▶ [EXERCISE AIM]: Gather every line below where "type" appears.

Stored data
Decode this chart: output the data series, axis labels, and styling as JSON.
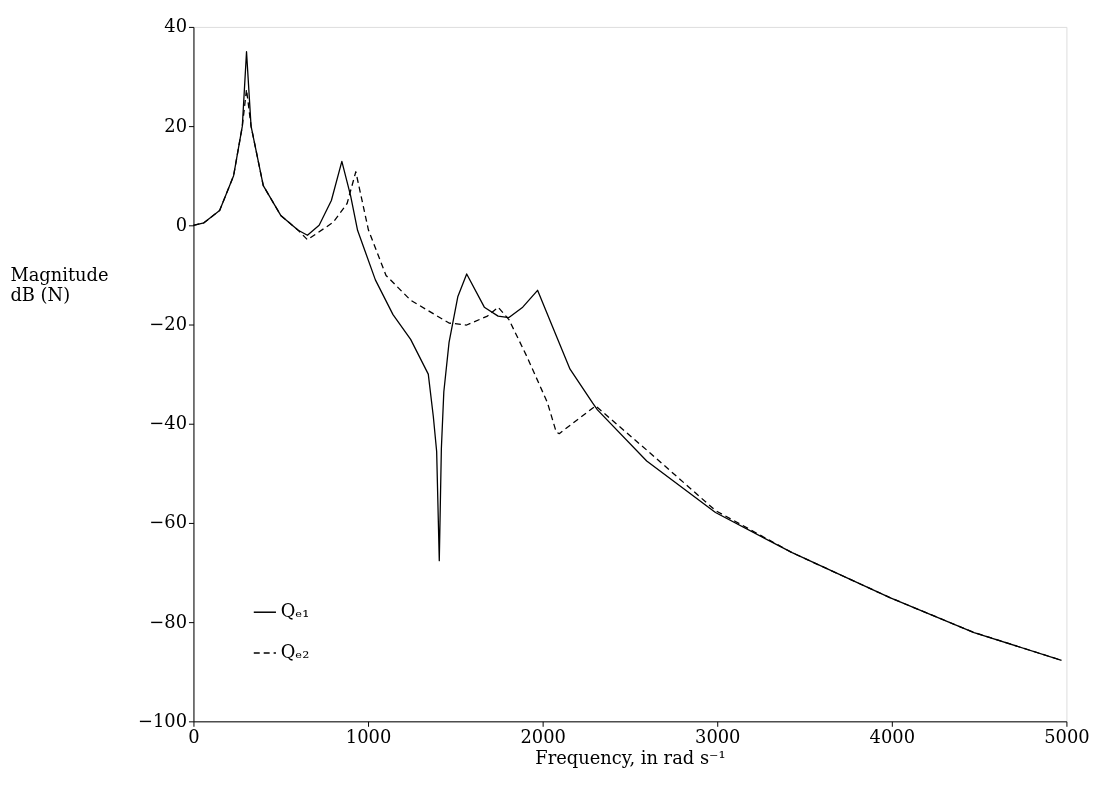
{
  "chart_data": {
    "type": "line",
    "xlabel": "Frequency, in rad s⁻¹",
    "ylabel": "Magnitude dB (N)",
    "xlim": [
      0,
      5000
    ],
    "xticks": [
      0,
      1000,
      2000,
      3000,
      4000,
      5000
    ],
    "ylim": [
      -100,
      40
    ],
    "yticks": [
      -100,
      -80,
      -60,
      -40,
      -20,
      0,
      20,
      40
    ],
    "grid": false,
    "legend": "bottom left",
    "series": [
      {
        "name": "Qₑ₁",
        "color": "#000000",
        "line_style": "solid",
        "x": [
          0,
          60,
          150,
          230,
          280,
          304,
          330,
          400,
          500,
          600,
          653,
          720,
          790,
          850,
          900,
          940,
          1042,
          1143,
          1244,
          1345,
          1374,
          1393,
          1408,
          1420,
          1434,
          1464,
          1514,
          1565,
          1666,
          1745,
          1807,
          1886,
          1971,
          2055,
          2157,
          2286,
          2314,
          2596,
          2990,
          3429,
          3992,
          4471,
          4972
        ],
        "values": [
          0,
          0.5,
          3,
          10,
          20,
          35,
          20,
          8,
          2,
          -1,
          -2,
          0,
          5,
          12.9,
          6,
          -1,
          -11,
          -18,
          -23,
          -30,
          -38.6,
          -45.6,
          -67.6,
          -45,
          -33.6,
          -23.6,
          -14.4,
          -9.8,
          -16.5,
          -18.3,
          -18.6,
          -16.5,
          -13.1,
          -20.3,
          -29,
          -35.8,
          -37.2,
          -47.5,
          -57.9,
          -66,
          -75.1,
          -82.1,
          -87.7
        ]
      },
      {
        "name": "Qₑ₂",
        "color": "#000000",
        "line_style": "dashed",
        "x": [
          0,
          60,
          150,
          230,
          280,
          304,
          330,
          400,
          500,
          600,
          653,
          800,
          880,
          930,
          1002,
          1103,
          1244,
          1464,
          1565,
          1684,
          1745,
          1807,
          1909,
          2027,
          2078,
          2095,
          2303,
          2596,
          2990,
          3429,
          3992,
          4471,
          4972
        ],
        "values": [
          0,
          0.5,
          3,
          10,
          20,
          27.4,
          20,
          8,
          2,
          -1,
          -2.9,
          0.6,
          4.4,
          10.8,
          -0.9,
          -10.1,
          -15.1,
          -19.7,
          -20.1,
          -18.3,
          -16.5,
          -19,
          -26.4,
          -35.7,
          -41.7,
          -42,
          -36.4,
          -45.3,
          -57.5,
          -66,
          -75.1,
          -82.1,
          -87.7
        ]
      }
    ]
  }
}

---

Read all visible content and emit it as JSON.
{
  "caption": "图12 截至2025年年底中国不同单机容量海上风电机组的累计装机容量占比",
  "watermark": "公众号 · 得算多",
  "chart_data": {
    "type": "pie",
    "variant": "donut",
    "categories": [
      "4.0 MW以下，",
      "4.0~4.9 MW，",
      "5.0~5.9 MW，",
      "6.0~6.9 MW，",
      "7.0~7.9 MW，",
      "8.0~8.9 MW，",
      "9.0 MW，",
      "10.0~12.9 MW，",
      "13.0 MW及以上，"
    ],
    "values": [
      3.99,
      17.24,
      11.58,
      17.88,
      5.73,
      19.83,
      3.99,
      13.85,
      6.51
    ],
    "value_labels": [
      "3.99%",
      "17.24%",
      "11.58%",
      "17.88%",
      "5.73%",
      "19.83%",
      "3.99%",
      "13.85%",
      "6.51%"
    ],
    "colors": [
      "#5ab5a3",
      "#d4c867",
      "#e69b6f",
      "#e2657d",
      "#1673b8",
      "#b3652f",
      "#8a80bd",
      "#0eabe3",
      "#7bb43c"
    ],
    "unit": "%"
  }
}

--

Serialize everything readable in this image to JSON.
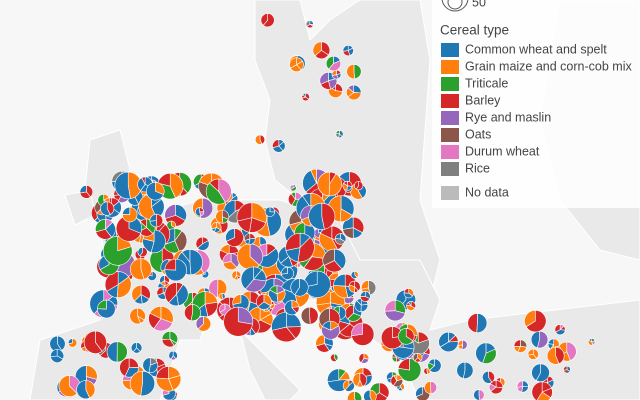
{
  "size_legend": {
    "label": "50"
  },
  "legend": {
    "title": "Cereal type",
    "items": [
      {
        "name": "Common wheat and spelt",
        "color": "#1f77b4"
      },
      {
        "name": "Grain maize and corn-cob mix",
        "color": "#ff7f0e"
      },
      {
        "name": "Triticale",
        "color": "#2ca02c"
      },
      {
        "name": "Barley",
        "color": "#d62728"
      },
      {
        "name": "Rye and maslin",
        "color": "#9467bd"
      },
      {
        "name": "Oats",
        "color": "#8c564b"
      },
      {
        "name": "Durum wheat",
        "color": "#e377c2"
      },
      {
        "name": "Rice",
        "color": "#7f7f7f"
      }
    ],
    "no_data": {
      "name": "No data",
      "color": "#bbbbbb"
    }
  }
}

▶ [EXERCISE RESPONSE]:
    "type": "line",
    "type": "pie",
    "title": "Cereal type",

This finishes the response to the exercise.